Data records
━━━━━━━━━━
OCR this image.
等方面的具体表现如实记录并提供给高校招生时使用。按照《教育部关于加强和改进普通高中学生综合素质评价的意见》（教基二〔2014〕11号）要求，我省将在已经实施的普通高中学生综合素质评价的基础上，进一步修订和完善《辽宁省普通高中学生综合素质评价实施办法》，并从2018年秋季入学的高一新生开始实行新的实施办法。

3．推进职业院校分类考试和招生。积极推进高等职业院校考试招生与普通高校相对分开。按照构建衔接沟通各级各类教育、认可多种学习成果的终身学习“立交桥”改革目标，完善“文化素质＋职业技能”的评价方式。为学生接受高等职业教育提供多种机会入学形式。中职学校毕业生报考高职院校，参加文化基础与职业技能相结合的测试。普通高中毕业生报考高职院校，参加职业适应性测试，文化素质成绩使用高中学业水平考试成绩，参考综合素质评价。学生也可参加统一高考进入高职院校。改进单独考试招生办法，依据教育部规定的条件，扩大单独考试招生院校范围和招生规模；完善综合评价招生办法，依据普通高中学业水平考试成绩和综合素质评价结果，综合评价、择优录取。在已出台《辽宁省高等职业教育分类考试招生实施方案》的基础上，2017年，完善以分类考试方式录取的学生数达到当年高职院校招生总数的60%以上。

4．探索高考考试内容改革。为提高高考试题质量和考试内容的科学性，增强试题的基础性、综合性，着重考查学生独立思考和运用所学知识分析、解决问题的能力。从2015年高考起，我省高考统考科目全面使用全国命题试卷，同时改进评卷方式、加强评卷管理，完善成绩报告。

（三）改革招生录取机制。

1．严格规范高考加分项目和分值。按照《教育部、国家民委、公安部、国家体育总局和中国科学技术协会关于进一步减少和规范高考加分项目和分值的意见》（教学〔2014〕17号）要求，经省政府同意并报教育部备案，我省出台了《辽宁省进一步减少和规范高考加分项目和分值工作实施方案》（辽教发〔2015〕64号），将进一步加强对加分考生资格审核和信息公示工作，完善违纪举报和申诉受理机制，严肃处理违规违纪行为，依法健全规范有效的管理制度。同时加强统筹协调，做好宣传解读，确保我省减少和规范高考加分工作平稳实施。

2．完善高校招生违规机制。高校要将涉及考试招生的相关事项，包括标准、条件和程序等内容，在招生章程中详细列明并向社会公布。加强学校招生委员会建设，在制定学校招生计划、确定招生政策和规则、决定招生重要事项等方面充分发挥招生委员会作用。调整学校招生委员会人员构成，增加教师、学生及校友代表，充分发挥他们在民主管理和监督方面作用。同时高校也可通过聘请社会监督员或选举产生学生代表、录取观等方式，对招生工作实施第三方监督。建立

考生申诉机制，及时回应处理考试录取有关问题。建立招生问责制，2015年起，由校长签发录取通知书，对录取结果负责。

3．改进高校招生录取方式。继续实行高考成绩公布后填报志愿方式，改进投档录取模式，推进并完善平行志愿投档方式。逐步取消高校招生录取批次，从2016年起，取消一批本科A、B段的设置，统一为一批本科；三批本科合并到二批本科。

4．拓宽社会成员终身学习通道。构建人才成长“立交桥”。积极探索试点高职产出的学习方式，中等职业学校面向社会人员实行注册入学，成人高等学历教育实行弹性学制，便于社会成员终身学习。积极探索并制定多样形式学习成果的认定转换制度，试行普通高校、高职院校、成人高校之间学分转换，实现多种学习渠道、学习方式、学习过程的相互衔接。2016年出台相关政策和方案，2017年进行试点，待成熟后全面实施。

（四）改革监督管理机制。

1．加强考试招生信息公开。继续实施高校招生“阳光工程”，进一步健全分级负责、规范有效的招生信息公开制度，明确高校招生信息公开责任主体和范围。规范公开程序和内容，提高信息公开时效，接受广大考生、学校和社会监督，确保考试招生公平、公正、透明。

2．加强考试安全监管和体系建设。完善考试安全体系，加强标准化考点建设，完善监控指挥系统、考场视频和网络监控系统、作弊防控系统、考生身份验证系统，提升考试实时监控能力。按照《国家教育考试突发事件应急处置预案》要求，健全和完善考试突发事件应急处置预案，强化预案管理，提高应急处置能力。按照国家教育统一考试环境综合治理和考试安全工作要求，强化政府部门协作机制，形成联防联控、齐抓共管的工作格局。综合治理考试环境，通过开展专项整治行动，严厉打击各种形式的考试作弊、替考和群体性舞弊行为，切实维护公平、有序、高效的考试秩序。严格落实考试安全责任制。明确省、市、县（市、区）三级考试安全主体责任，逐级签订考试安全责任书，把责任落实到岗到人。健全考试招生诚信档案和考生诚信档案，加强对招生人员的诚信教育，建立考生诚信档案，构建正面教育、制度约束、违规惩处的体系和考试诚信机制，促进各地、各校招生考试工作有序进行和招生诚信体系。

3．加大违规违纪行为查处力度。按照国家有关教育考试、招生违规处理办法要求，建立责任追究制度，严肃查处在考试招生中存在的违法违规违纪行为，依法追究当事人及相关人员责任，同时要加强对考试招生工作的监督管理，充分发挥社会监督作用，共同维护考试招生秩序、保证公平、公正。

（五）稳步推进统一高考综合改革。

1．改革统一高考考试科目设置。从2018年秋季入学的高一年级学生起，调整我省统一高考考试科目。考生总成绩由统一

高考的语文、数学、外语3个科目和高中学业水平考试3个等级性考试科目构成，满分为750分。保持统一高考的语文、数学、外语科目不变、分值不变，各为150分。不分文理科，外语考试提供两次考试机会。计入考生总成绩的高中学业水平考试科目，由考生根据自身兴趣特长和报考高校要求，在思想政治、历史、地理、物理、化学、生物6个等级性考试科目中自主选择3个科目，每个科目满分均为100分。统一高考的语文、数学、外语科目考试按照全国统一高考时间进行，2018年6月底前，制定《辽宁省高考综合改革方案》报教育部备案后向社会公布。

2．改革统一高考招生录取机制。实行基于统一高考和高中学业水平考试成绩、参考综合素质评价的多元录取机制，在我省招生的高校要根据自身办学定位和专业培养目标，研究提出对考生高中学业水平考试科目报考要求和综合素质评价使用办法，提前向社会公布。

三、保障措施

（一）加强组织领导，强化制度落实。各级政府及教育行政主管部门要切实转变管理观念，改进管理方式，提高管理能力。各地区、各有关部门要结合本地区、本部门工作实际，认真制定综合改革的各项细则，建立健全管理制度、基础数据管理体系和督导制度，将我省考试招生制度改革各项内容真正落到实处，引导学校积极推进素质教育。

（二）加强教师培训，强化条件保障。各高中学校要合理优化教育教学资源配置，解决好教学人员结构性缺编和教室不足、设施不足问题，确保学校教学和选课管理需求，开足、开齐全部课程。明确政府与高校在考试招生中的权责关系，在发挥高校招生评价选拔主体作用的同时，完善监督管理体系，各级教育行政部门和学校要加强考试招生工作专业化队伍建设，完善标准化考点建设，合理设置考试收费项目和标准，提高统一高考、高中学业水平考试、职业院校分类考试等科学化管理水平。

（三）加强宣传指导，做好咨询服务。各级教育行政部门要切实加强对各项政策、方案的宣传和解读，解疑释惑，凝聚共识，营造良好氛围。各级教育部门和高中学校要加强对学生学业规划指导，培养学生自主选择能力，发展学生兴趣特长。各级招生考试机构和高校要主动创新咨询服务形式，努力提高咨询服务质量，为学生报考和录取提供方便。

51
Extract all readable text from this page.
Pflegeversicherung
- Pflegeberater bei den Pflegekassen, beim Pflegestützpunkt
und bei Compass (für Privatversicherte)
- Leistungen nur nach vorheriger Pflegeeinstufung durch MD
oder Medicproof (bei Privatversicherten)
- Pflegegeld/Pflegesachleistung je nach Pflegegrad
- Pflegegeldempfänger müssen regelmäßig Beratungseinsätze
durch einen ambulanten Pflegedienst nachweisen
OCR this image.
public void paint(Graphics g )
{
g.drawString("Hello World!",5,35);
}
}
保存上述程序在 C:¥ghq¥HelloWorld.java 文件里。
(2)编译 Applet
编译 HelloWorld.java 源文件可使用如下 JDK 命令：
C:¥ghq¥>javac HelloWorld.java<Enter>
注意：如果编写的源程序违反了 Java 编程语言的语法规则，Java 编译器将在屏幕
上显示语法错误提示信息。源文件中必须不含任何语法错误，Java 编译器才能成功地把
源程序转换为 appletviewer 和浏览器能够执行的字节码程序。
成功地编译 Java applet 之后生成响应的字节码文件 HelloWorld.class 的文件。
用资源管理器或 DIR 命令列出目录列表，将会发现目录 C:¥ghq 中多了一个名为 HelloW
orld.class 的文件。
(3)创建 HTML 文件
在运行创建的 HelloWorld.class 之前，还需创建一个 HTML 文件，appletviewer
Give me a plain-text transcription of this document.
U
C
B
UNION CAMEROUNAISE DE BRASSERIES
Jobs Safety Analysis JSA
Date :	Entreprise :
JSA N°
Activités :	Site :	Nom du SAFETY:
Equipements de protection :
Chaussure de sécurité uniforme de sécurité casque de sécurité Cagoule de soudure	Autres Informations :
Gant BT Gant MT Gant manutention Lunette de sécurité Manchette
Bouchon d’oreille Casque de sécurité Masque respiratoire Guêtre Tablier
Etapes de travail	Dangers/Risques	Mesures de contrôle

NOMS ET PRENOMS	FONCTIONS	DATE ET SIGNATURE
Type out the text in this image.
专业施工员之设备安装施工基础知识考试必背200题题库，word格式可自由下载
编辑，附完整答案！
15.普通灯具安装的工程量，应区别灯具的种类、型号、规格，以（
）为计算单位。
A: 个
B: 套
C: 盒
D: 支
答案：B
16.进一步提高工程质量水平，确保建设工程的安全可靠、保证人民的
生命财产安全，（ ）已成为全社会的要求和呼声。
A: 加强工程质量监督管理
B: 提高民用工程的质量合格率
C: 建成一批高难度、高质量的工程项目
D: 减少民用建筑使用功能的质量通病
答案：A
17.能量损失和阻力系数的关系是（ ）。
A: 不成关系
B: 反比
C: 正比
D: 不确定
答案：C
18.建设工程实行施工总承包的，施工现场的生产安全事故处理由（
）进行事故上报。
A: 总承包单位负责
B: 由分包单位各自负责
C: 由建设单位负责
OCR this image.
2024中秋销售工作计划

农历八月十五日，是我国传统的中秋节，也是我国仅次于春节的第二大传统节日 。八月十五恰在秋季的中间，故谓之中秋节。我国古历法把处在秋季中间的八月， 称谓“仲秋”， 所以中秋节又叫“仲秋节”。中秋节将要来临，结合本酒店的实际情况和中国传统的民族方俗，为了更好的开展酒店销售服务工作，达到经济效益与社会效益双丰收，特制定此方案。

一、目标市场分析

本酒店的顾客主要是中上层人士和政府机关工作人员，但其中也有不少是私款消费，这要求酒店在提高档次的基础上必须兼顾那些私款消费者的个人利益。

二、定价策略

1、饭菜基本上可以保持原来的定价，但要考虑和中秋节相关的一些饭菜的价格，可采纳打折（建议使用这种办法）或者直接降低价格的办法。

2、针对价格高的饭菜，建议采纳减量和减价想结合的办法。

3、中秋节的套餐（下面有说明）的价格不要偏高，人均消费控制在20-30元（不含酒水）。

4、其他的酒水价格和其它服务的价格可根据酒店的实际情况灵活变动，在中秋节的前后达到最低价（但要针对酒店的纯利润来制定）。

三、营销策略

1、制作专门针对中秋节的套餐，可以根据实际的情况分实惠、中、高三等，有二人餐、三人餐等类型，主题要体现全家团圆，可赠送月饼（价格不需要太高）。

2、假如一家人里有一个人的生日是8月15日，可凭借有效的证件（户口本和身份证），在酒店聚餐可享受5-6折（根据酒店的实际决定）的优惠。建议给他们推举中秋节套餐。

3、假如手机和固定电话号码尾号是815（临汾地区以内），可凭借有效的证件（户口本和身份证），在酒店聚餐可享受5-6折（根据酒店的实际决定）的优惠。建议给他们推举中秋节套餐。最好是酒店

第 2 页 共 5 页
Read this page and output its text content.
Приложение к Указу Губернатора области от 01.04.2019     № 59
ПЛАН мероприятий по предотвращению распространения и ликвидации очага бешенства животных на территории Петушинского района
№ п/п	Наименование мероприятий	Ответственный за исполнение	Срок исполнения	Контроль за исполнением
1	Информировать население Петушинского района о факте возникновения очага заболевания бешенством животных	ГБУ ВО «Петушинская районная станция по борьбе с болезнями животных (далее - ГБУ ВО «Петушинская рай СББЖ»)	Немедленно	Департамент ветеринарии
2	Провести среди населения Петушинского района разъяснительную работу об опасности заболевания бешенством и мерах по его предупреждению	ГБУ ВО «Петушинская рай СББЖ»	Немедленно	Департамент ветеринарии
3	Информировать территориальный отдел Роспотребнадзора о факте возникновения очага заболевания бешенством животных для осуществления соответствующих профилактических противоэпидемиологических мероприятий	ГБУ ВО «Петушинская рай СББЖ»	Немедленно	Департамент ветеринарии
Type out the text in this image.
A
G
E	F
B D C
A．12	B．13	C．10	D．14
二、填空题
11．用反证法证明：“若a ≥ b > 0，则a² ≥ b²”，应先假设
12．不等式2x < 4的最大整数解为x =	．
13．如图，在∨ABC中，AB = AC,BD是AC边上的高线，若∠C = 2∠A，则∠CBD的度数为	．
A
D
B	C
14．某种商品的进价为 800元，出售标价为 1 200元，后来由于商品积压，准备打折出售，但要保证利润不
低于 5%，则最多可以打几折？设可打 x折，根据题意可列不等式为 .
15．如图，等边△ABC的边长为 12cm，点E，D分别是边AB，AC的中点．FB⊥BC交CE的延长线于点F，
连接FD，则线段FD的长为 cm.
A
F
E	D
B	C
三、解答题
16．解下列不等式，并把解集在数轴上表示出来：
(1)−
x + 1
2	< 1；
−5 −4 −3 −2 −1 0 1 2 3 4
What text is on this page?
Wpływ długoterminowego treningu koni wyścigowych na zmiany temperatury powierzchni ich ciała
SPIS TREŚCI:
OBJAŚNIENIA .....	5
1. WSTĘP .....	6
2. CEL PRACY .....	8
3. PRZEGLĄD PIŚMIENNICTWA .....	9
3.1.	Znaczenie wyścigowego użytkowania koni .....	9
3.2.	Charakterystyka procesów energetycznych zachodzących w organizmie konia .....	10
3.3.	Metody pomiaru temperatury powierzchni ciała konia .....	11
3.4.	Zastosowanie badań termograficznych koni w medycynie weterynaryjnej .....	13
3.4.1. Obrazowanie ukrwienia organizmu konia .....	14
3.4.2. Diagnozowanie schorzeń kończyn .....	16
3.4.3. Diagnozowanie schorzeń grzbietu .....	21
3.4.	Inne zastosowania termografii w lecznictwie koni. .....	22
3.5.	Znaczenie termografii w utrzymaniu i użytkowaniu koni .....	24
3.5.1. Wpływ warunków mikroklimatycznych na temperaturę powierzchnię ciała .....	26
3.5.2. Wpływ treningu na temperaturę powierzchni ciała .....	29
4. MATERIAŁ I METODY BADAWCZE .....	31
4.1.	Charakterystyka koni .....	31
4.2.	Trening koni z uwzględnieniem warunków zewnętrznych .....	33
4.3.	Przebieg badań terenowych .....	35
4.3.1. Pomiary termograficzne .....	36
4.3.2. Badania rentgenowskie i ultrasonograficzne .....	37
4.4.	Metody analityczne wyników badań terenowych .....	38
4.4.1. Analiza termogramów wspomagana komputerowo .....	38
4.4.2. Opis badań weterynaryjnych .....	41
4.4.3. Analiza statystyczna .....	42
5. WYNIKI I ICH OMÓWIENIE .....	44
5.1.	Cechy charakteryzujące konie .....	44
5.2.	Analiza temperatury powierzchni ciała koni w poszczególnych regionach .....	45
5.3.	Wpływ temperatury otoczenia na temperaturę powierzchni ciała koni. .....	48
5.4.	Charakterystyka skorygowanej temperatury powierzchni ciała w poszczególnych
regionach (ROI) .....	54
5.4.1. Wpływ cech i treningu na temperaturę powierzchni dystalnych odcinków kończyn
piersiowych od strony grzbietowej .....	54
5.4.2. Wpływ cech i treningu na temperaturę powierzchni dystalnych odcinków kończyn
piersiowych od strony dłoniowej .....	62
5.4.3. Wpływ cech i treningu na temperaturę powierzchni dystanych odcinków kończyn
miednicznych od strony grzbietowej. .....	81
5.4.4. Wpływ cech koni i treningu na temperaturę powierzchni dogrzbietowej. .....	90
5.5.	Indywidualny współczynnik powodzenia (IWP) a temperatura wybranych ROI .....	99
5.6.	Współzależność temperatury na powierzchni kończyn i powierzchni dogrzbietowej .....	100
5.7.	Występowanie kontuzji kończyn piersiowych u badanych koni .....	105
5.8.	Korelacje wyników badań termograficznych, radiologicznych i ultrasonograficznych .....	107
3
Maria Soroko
━━━━━━━━━━
▶ _REQUIREMENTS_:
Gather every line from the listing above in which the word "Петушинская" appears.

▶ _EXERCISE RESULT_:
1	Информировать население Петушинского района о факте возникновения очага заболевания бешенством животных	ГБУ ВО «Петушинская районная станция по борьбе с болезнями животных (далее - ГБУ ВО «Петушинская рай СББЖ»)	Немедленно	Департамент ветеринарии
2	Провести среди населения Петушинского района разъяснительную работу об опасности заболевания бешенством и мерах по его предупреждению	ГБУ ВО «Петушинская рай СББЖ»	Немедленно	Департамент ветеринарии
3	Информировать территориальный отдел Роспотребнадзора о факте возникновения очага заболевания бешенством животных для осуществления соответствующих профилактических противоэпидемиологических мероприятий	ГБУ ВО «Петушинская рай СББЖ»	Немедленно	Департамент ветеринарии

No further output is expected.